* **REQUIRED WORK**:
Copy the data word for word, keeping every line.

** START OF EXERCISE INPUTS **

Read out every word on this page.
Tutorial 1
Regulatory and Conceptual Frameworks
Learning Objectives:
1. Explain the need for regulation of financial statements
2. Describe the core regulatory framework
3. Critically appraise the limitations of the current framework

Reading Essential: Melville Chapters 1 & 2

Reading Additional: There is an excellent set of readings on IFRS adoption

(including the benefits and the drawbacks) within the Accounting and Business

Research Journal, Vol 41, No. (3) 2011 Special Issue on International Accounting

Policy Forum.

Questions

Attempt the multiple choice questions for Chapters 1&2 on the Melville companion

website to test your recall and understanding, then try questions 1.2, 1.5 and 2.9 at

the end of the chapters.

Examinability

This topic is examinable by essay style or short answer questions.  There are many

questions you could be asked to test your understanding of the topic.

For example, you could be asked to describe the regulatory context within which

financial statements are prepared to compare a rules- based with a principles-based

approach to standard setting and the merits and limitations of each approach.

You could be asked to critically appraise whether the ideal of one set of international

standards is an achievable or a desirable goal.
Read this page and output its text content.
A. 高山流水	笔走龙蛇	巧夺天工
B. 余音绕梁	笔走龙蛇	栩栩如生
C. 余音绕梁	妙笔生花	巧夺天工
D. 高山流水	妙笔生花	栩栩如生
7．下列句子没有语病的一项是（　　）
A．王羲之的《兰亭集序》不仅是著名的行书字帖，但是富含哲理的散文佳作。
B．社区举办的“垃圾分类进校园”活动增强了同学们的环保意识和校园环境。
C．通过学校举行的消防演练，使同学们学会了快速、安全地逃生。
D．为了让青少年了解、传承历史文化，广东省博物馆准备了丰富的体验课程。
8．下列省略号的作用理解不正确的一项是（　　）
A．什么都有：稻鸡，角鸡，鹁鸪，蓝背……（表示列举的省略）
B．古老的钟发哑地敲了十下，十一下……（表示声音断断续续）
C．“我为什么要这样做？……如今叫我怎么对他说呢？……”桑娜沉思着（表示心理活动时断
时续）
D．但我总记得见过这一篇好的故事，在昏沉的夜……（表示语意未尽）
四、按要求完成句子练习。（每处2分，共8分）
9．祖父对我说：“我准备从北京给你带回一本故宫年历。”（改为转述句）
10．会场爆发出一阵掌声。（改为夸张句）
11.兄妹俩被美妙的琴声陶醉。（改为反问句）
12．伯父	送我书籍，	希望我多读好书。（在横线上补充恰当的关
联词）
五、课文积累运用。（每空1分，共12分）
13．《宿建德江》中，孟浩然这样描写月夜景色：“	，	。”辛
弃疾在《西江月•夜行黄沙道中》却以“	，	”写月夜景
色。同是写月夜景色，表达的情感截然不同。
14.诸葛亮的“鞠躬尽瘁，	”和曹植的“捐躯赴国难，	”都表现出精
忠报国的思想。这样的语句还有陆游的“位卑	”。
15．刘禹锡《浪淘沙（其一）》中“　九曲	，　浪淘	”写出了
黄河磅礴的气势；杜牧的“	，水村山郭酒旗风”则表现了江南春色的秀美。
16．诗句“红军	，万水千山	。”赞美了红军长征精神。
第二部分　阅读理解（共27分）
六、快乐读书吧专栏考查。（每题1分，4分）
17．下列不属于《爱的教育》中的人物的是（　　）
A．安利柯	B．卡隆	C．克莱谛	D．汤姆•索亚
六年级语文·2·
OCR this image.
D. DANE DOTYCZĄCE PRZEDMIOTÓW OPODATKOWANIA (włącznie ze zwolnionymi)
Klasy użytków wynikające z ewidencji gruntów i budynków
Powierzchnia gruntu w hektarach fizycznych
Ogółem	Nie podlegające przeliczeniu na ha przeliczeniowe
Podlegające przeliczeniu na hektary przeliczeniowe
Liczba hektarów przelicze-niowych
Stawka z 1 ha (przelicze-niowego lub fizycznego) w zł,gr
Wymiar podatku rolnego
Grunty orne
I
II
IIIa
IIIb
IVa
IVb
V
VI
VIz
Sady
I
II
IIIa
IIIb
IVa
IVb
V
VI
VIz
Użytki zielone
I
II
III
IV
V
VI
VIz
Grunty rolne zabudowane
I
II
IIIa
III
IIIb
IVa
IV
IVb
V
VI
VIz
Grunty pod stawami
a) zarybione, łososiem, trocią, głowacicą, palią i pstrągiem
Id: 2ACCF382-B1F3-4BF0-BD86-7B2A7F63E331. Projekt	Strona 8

** END OF EXERCISE INPUTS **

* **THE SOLUTION**:
Read out every word on this page.
Tutorial 1
Regulatory and Conceptual Frameworks
Learning Objectives:
1. Explain the need for regulation of financial statements
2. Describe the core regulatory framework
3. Critically appraise the limitations of the current framework

Reading Essential: Melville Chapters 1 & 2

Reading Additional: There is an excellent set of readings on IFRS adoption

(including the benefits and the drawbacks) within the Accounting and Business

Research Journal, Vol 41, No. (3) 2011 Special Issue on International Accounting

Policy Forum.

Questions

Attempt the multiple choice questions for Chapters 1&2 on the Melville companion

website to test your recall and understanding, then try questions 1.2, 1.5 and 2.9 at

the end of the chapters.

Examinability

This topic is examinable by essay style or short answer questions.  There are many

questions you could be asked to test your understanding of the topic.

For example, you could be asked to describe the regulatory context within which

financial statements are prepared to compare a rules- based with a principles-based

approach to standard setting and the merits and limitations of each approach.

You could be asked to critically appraise whether the ideal of one set of international

standards is an achievable or a desirable goal.
Read this page and output its text content.
A. 高山流水	笔走龙蛇	巧夺天工
B. 余音绕梁	笔走龙蛇	栩栩如生
C. 余音绕梁	妙笔生花	巧夺天工
D. 高山流水	妙笔生花	栩栩如生
7．下列句子没有语病的一项是（　　）
A．王羲之的《兰亭集序》不仅是著名的行书字帖，但是富含哲理的散文佳作。
B．社区举办的“垃圾分类进校园”活动增强了同学们的环保意识和校园环境。
C．通过学校举行的消防演练，使同学们学会了快速、安全地逃生。
D．为了让青少年了解、传承历史文化，广东省博物馆准备了丰富的体验课程。
8．下列省略号的作用理解不正确的一项是（　　）
A．什么都有：稻鸡，角鸡，鹁鸪，蓝背……（表示列举的省略）
B．古老的钟发哑地敲了十下，十一下……（表示声音断断续续）
C．“我为什么要这样做？……如今叫我怎么对他说呢？……”桑娜沉思着（表示心理活动时断
时续）
D．但我总记得见过这一篇好的故事，在昏沉的夜……（表示语意未尽）
四、按要求完成句子练习。（每处2分，共8分）
9．祖父对我说：“我准备从北京给你带回一本故宫年历。”（改为转述句）
10．会场爆发出一阵掌声。（改为夸张句）
11.兄妹俩被美妙的琴声陶醉。（改为反问句）
12．伯父	送我书籍，	希望我多读好书。（在横线上补充恰当的关
联词）
五、课文积累运用。（每空1分，共12分）
13．《宿建德江》中，孟浩然这样描写月夜景色：“	，	。”辛
弃疾在《西江月•夜行黄沙道中》却以“	，	”写月夜景
色。同是写月夜景色，表达的情感截然不同。
14.诸葛亮的“鞠躬尽瘁，	”和曹植的“捐躯赴国难，	”都表现出精
忠报国的思想。这样的语句还有陆游的“位卑	”。
15．刘禹锡《浪淘沙（其一）》中“　九曲	，　浪淘	”写出了
黄河磅礴的气势；杜牧的“	，水村山郭酒旗风”则表现了江南春色的秀美。
16．诗句“红军	，万水千山	。”赞美了红军长征精神。
第二部分　阅读理解（共27分）
六、快乐读书吧专栏考查。（每题1分，4分）
17．下列不属于《爱的教育》中的人物的是（　　）
A．安利柯	B．卡隆	C．克莱谛	D．汤姆•索亚
六年级语文·2·
OCR this image.
D. DANE DOTYCZĄCE PRZEDMIOTÓW OPODATKOWANIA (włącznie ze zwolnionymi)
Klasy użytków wynikające z ewidencji gruntów i budynków
Powierzchnia gruntu w hektarach fizycznych
Ogółem	Nie podlegające przeliczeniu na ha przeliczeniowe
Podlegające przeliczeniu na hektary przeliczeniowe
Liczba hektarów przelicze-niowych
Stawka z 1 ha (przelicze-niowego lub fizycznego) w zł,gr
Wymiar podatku rolnego
Grunty orne
I
II
IIIa
IIIb
IVa
IVb
V
VI
VIz
Sady
I
II
IIIa
IIIb
IVa
IVb
V
VI
VIz
Użytki zielone
I
II
III
IV
V
VI
VIz
Grunty rolne zabudowane
I
II
IIIa
III
IIIb
IVa
IV
IVb
V
VI
VIz
Grunty pod stawami
a) zarybione, łososiem, trocią, głowacicą, palią i pstrągiem
Id: 2ACCF382-B1F3-4BF0-BD86-7B2A7F63E331. Projekt	Strona 8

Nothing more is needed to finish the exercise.